Перепишите слово в слово записи с самого начала до строки с «isotherm-line [90,329,908,441]» включительно.

Строки набора данных:
──────
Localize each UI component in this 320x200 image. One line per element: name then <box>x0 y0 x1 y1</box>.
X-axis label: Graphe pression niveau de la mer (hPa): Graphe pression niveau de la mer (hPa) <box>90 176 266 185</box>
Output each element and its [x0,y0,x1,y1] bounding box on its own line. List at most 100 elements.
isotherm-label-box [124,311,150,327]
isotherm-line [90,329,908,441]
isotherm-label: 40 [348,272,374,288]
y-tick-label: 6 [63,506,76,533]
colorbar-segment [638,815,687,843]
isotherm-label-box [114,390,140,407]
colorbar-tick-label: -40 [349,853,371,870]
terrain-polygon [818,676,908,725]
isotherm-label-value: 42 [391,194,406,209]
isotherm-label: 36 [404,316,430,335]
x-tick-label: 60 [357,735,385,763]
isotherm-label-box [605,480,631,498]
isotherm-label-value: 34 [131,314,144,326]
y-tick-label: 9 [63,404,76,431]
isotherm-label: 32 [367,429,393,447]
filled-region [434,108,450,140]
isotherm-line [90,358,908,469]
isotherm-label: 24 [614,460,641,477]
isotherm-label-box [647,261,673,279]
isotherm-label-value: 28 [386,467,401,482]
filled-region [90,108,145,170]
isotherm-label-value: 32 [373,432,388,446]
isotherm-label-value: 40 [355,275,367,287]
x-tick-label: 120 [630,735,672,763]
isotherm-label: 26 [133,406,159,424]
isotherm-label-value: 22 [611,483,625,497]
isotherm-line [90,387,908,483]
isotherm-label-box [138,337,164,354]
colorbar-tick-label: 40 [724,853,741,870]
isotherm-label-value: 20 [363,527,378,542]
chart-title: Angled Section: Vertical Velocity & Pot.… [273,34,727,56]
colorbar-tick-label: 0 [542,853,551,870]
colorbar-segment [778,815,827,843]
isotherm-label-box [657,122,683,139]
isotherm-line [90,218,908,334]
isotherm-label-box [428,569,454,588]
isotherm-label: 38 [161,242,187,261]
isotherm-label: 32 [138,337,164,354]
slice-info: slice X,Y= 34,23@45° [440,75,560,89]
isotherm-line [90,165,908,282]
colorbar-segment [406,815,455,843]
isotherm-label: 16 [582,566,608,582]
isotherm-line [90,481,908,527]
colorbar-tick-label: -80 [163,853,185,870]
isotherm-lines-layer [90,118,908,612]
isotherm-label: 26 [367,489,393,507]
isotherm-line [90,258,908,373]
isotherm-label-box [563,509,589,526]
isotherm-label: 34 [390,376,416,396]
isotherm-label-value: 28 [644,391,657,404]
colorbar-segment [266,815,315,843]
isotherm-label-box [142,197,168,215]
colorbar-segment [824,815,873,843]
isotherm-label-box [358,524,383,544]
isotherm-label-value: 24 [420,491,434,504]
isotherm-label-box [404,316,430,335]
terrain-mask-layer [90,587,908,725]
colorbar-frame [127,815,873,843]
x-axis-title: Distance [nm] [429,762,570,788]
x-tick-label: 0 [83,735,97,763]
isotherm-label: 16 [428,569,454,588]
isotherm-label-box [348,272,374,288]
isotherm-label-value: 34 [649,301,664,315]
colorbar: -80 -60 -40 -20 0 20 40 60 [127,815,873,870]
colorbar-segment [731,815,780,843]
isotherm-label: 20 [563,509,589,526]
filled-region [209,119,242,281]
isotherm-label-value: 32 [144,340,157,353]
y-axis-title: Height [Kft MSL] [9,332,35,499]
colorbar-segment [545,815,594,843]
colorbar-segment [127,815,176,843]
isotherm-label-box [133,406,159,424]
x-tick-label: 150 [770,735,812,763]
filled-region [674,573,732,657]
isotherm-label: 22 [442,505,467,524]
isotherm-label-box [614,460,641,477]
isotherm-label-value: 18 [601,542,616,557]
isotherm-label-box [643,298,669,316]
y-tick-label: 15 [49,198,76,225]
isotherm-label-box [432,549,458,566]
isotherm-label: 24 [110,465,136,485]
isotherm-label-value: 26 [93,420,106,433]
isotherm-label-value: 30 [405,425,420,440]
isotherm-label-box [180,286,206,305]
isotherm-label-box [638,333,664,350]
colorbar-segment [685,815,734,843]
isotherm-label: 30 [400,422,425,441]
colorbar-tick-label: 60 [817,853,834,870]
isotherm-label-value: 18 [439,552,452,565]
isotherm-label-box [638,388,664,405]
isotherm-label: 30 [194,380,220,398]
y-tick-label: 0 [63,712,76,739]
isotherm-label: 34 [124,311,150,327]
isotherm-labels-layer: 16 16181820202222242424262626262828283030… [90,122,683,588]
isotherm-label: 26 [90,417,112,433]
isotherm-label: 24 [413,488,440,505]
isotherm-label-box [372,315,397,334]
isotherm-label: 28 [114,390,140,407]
──────
> Итоговый результат:
Localize each UI component in this 320x200 image. One line per element: name then <box>x0 y0 x1 y1</box>.
X-axis label: Graphe pression niveau de la mer (hPa): Graphe pression niveau de la mer (hPa) <box>90 176 266 185</box>
Output each element and its [x0,y0,x1,y1] bounding box on its own line. List at most 100 elements.
isotherm-label-box [124,311,150,327]
isotherm-line [90,329,908,441]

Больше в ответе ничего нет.